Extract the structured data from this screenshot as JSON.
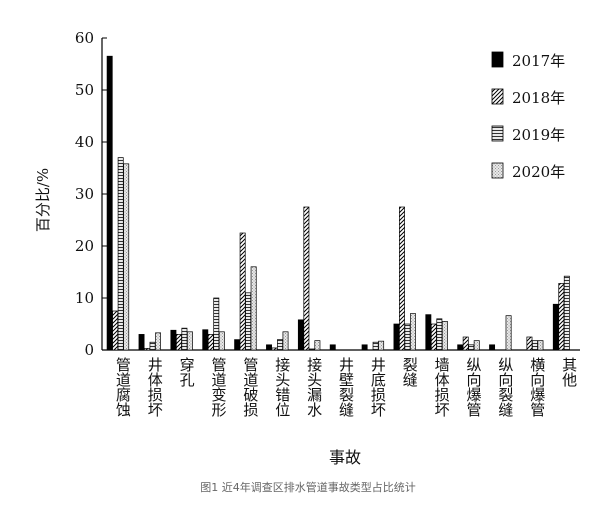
{
  "chart_data": {
    "type": "bar",
    "ylabel": "百分比/%",
    "xlabel": "事故",
    "ylim": [
      0,
      60
    ],
    "yticks": [
      0,
      10,
      20,
      30,
      40,
      50,
      60
    ],
    "legend_position": "top-right",
    "grid": false,
    "categories": [
      "管道腐蚀",
      "井体损坏",
      "穿孔",
      "管道变形",
      "管道破损",
      "接头错位",
      "接头漏水",
      "井壁裂缝",
      "井底损坏",
      "裂缝",
      "墙体损坏",
      "纵向爆管",
      "纵向裂缝",
      "横向爆管",
      "其他"
    ],
    "series": [
      {
        "name": "2017年",
        "pattern": "solid",
        "values": [
          56.5,
          3.0,
          3.8,
          3.9,
          2.0,
          1.0,
          5.8,
          1.0,
          1.0,
          5.0,
          6.8,
          1.0,
          1.0,
          0,
          8.8
        ]
      },
      {
        "name": "2018年",
        "pattern": "hatch",
        "values": [
          7.5,
          0.3,
          3.0,
          3.0,
          22.5,
          0.4,
          27.5,
          0,
          0,
          27.5,
          5.0,
          2.5,
          0,
          2.5,
          12.8
        ]
      },
      {
        "name": "2019年",
        "pattern": "hlines",
        "values": [
          37.0,
          1.5,
          4.2,
          10.0,
          11.0,
          2.0,
          0.2,
          0,
          1.5,
          5.0,
          6.0,
          1.0,
          0,
          1.8,
          14.2
        ]
      },
      {
        "name": "2020年",
        "pattern": "light",
        "values": [
          35.8,
          3.3,
          3.5,
          3.5,
          16.0,
          3.5,
          1.8,
          0,
          1.7,
          7.0,
          5.5,
          1.8,
          6.6,
          1.8,
          0
        ]
      }
    ]
  },
  "caption": "图1 近4年调查区排水管道事故类型占比统计"
}
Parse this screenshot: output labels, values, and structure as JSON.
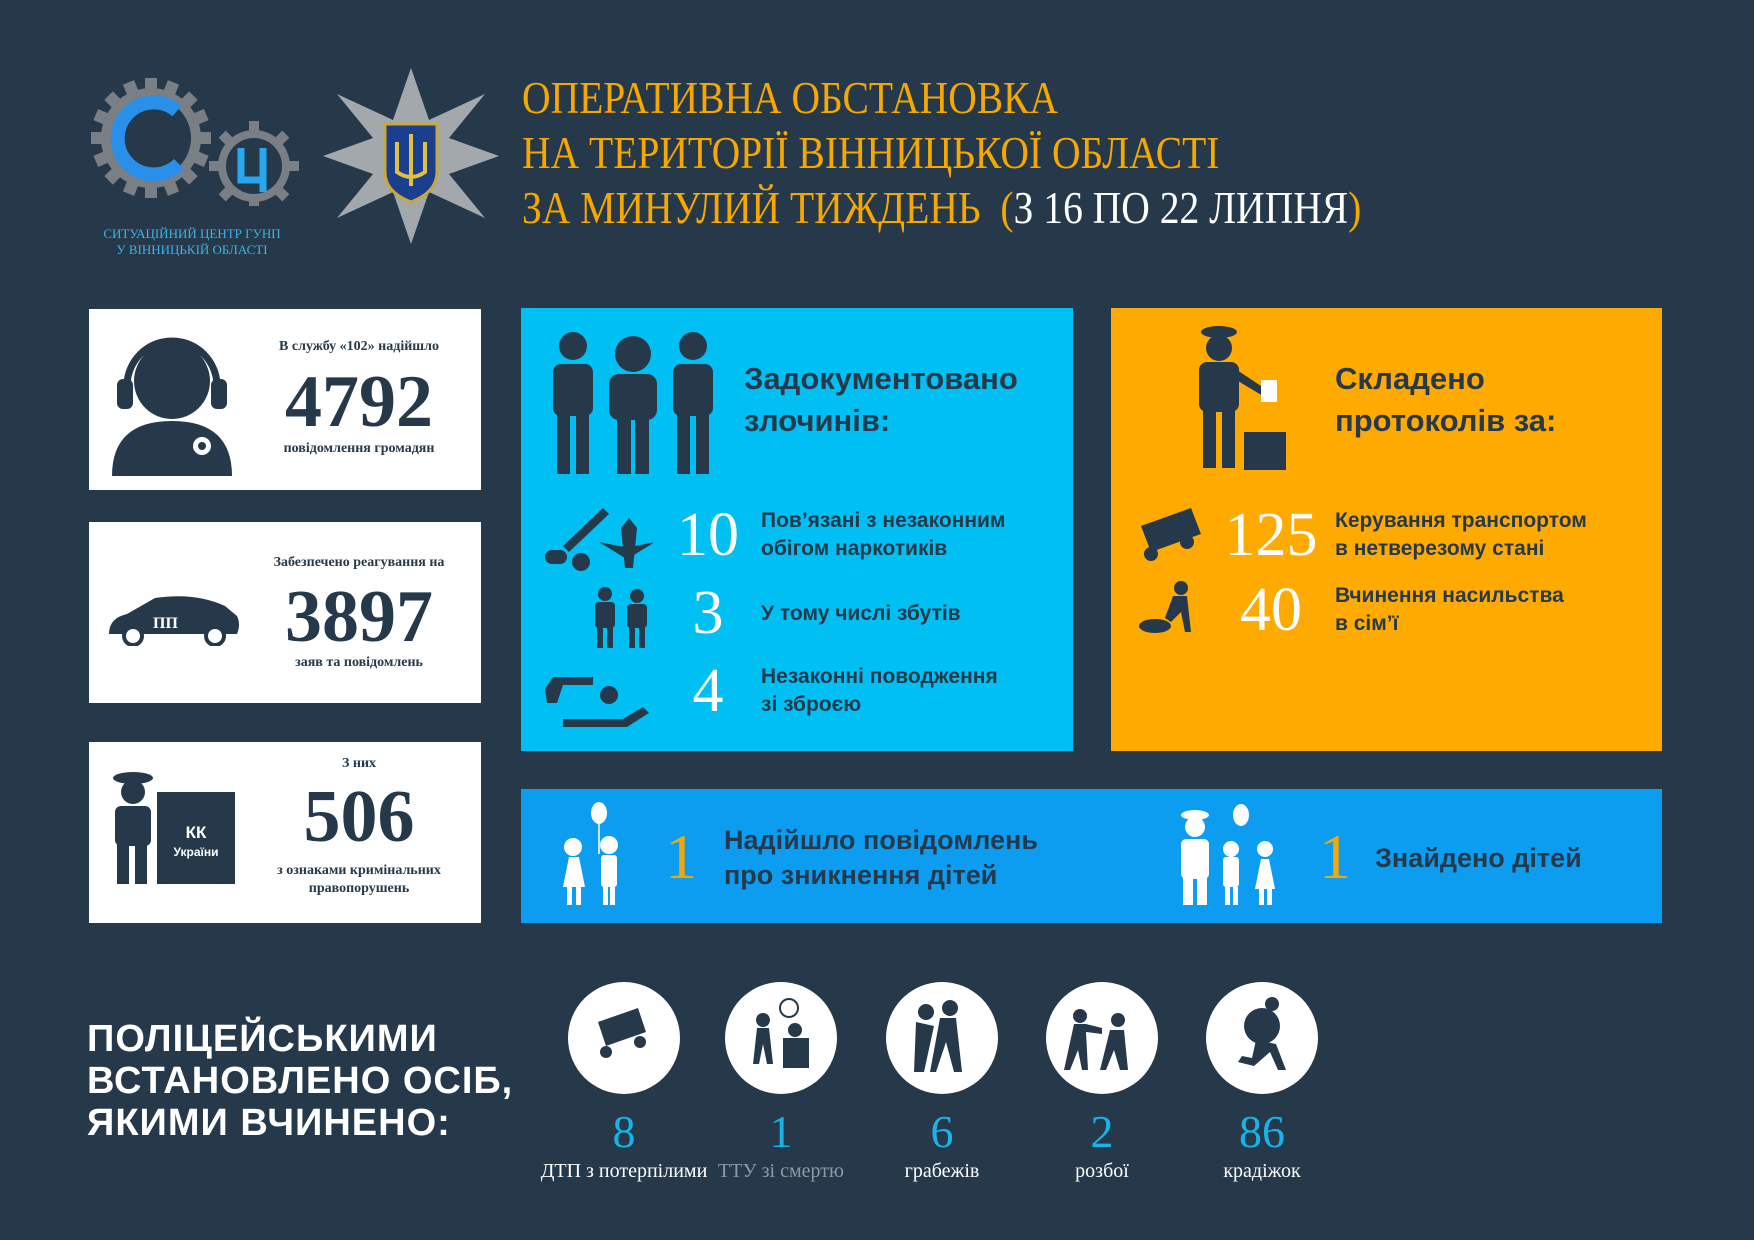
{
  "colors": {
    "background": "#26394a",
    "title": "#f7a800",
    "crimes_box": "#00bff3",
    "protocols_box": "#ffaa00",
    "children_bar": "#0d9df0",
    "stat_numbers": "#19b3ea"
  },
  "logo": {
    "caption_line1": "СИТУАЦІЙНИЙ ЦЕНТР ГУНП",
    "caption_line2": "У ВІННИЦЬКІЙ ОБЛАСТІ",
    "letters": "СЦ"
  },
  "header": {
    "line1": "ОПЕРАТИВНА ОБСТАНОВКА",
    "line2": "НА ТЕРИТОРІЇ ВІННИЦЬКОЇ ОБЛАСТІ",
    "line3": "ЗА МИНУЛИЙ ТИЖДЕНЬ",
    "paren_open": "(",
    "period": "З 16 ПО 22 ЛИПНЯ",
    "paren_close": ")"
  },
  "cards": [
    {
      "label": "В службу «102» надійшло",
      "value": "4792",
      "sub": "повідомлення громадян",
      "icon": "headset-operator-icon"
    },
    {
      "label": "Забезпечено реагування на",
      "value": "3897",
      "sub": "заяв та повідомлень",
      "icon": "police-car-icon"
    },
    {
      "label": "З них",
      "value": "506",
      "sub": "з ознаками кримінальних правопорушень",
      "icon": "police-criminal-code-icon",
      "book_text1": "КК",
      "book_text2": "України"
    }
  ],
  "crimes": {
    "heading1": "Задокументовано",
    "heading2": "злочинів:",
    "rows": [
      {
        "value": "10",
        "text1": "Пов’язані з незаконним",
        "text2": "обігом наркотиків",
        "icon": "drugs-icon"
      },
      {
        "value": "3",
        "text1": "У тому числі збутів",
        "text2": "",
        "icon": "drug-dealing-icon"
      },
      {
        "value": "4",
        "text1": "Незаконні поводження",
        "text2": "зі зброєю",
        "icon": "weapons-icon"
      }
    ]
  },
  "protocols": {
    "heading1": "Складено",
    "heading2": "протоколів за:",
    "rows": [
      {
        "value": "125",
        "text1": "Керування транспортом",
        "text2": "в нетверезому стані",
        "icon": "overturned-car-icon"
      },
      {
        "value": "40",
        "text1": "Вчинення насильства",
        "text2": "в сім’ї",
        "icon": "domestic-violence-icon"
      }
    ]
  },
  "children": [
    {
      "value": "1",
      "text1": "Надійшло повідомлень",
      "text2": "про зникнення дітей",
      "icon": "children-balloon-icon"
    },
    {
      "value": "1",
      "text1": "Знайдено дітей",
      "icon": "police-children-icon"
    }
  ],
  "established": {
    "line1": "ПОЛІЦЕЙСЬКИМИ",
    "line2": "ВСТАНОВЛЕНО ОСІБ,",
    "line3": "ЯКИМИ ВЧИНЕНО:",
    "items": [
      {
        "value": "8",
        "label": "ДТП з потерпілими",
        "icon": "car-crash-icon"
      },
      {
        "value": "1",
        "label": "ТТУ зі смертю",
        "icon": "assault-icon"
      },
      {
        "value": "6",
        "label": "грабежів",
        "icon": "robbery-icon"
      },
      {
        "value": "2",
        "label": "розбої",
        "icon": "armed-robbery-icon"
      },
      {
        "value": "86",
        "label": "крадіжок",
        "icon": "thief-icon"
      }
    ]
  }
}
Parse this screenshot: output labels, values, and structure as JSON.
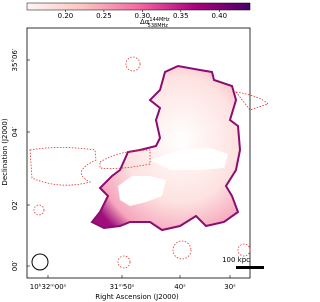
{
  "chart_data": {
    "type": "heatmap",
    "xlabel": "Right Ascension (J2000)",
    "ylabel": "Declination (J2000)",
    "xticks": [
      "10ʰ32ᵐ00ˢ",
      "31ᵐ50ˢ",
      "40ˢ",
      "30ˢ"
    ],
    "yticks": [
      "35°06′",
      "04′",
      "02′",
      "00′"
    ],
    "colorbar": {
      "symbol": "Δα",
      "sup": "144MHz",
      "sub": "538MHz",
      "lim": [
        0.15,
        0.44
      ],
      "ticks": [
        {
          "value": 0.2,
          "label": "0.20"
        },
        0.25,
        {
          "value": 0.3,
          "label": "0.30"
        },
        0.35,
        {
          "value": 0.4,
          "label": "0.40"
        }
      ],
      "colors": [
        "#fff5f3",
        "#fbc5c0",
        "#f768a1",
        "#ae017e",
        "#49006a"
      ]
    },
    "scalebar": "100 kpc"
  }
}
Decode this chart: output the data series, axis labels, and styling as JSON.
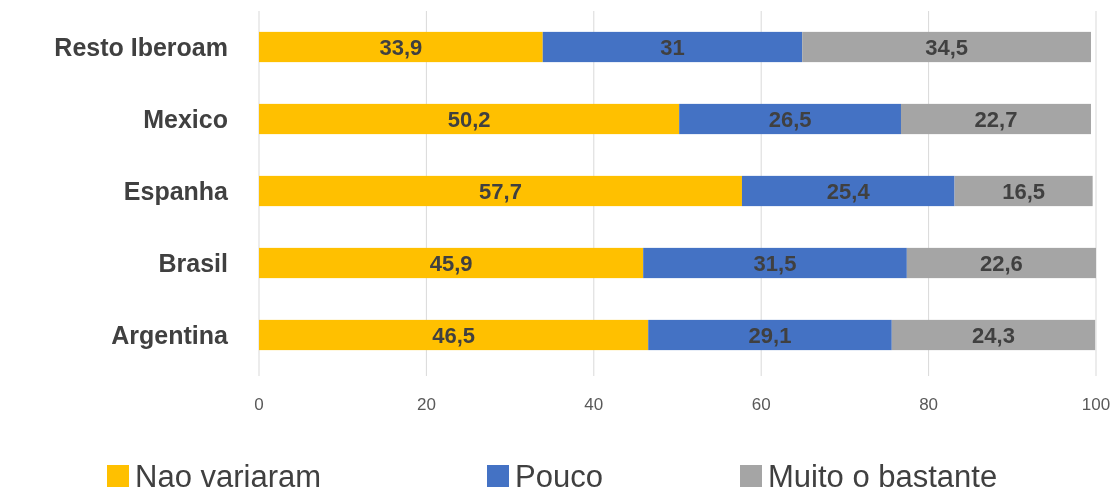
{
  "chart_data": {
    "type": "bar",
    "orientation": "horizontal",
    "stacked": true,
    "categories": [
      "Resto Iberoam",
      "Mexico",
      "Espanha",
      "Brasil",
      "Argentina"
    ],
    "series": [
      {
        "name": "Nao variaram",
        "color": "#ffc000",
        "values": [
          33.9,
          50.2,
          57.7,
          45.9,
          46.5
        ],
        "value_labels": [
          "33,9",
          "50,2",
          "57,7",
          "45,9",
          "46,5"
        ]
      },
      {
        "name": "Pouco",
        "color": "#4472c4",
        "values": [
          31,
          26.5,
          25.4,
          31.5,
          29.1
        ],
        "value_labels": [
          "31",
          "26,5",
          "25,4",
          "31,5",
          "29,1"
        ]
      },
      {
        "name": "Muito o bastante",
        "color": "#a5a5a5",
        "values": [
          34.5,
          22.7,
          16.5,
          22.6,
          24.3
        ],
        "value_labels": [
          "34,5",
          "22,7",
          "16,5",
          "22,6",
          "24,3"
        ]
      }
    ],
    "xlim": [
      0,
      100
    ],
    "xticks": [
      0,
      20,
      40,
      60,
      80,
      100
    ],
    "grid": "x",
    "legend": "bottom"
  }
}
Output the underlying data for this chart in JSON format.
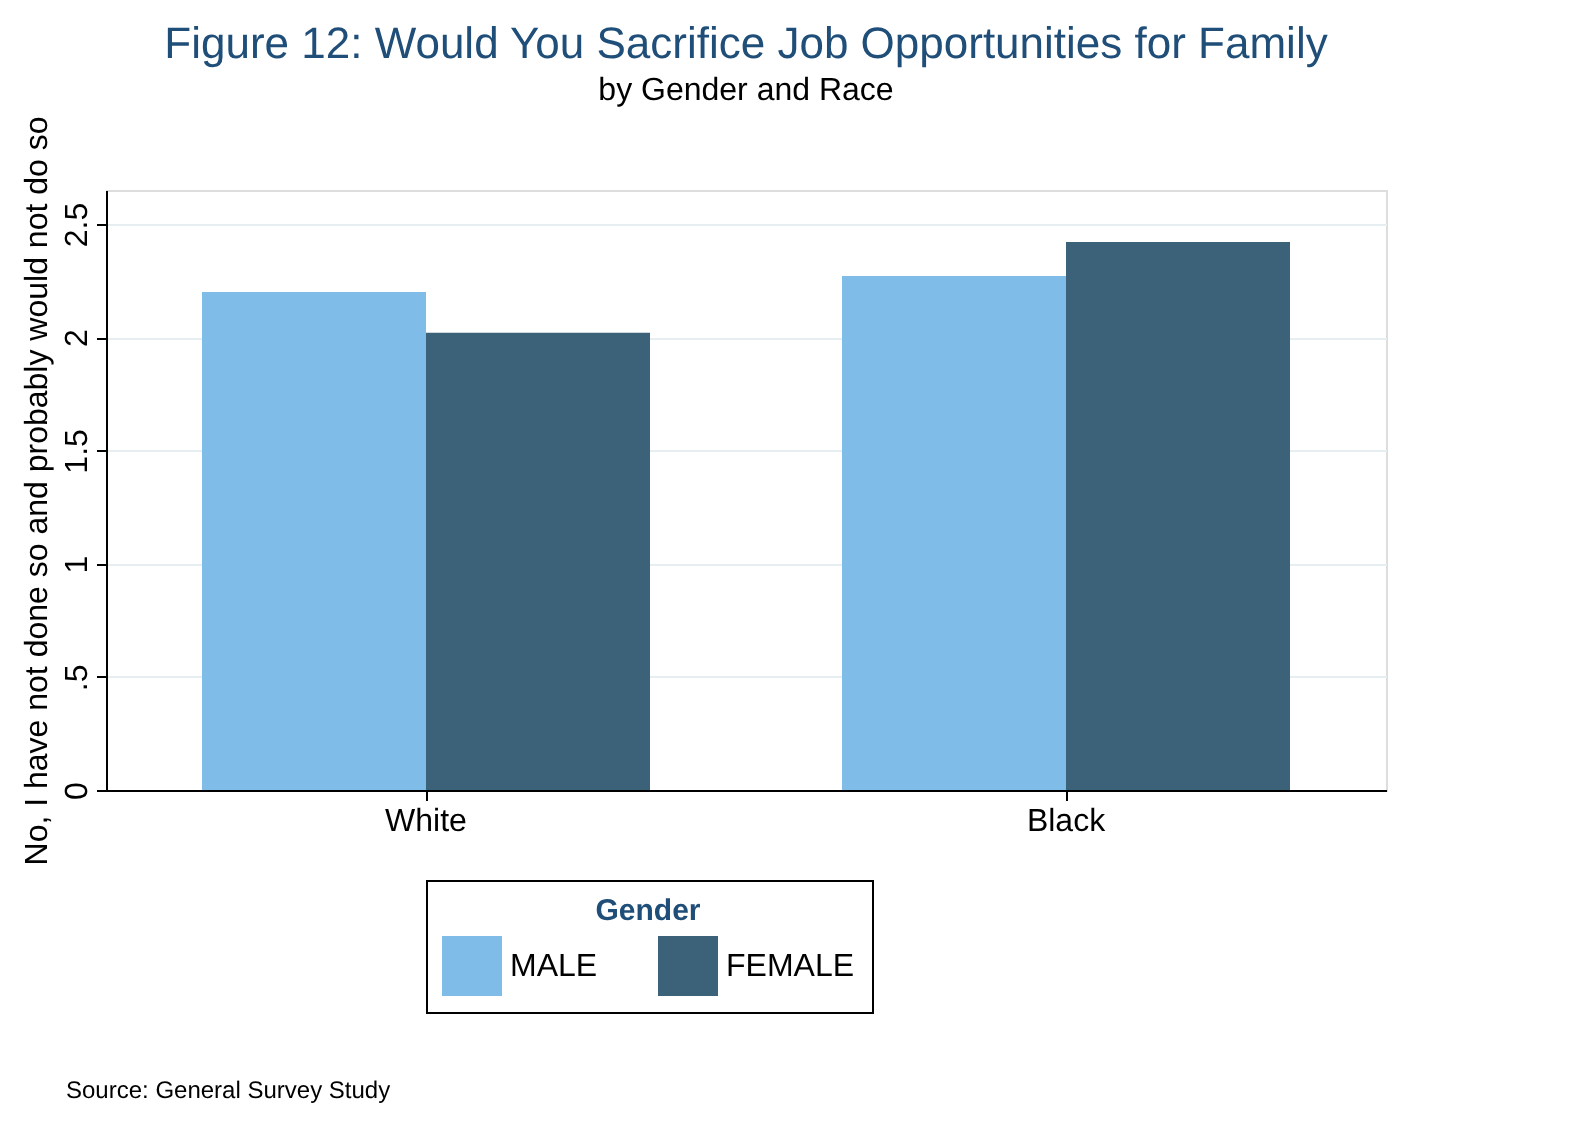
{
  "chart_data": {
    "type": "bar",
    "title": "Figure 12: Would You Sacrifice Job Opportunities for Family",
    "subtitle": "by Gender and Race",
    "ylabel": "No, I have not done so and probably would not do so",
    "legend_title": "Gender",
    "categories": [
      "White",
      "Black"
    ],
    "series": [
      {
        "name": "MALE",
        "color": "#7fbde8",
        "values": [
          2.2,
          2.27
        ]
      },
      {
        "name": "FEMALE",
        "color": "#3c6279",
        "values": [
          2.02,
          2.42
        ]
      }
    ],
    "ylim": [
      0,
      2.65
    ],
    "yticks": [
      0,
      {
        "value": 0.5,
        "label": ".5"
      },
      1,
      1.5,
      2,
      2.5
    ],
    "grid": "y",
    "legend": "bottom",
    "annotations": [
      "Source: General Survey Study"
    ]
  }
}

--

PROMPT:
Working from the entries above, return all lines that contain "pattern".

THE OUTPUT:
        "pattern": "solid",
        "pattern": "hatch",
        "pattern": "hlines",
        "pattern": "light",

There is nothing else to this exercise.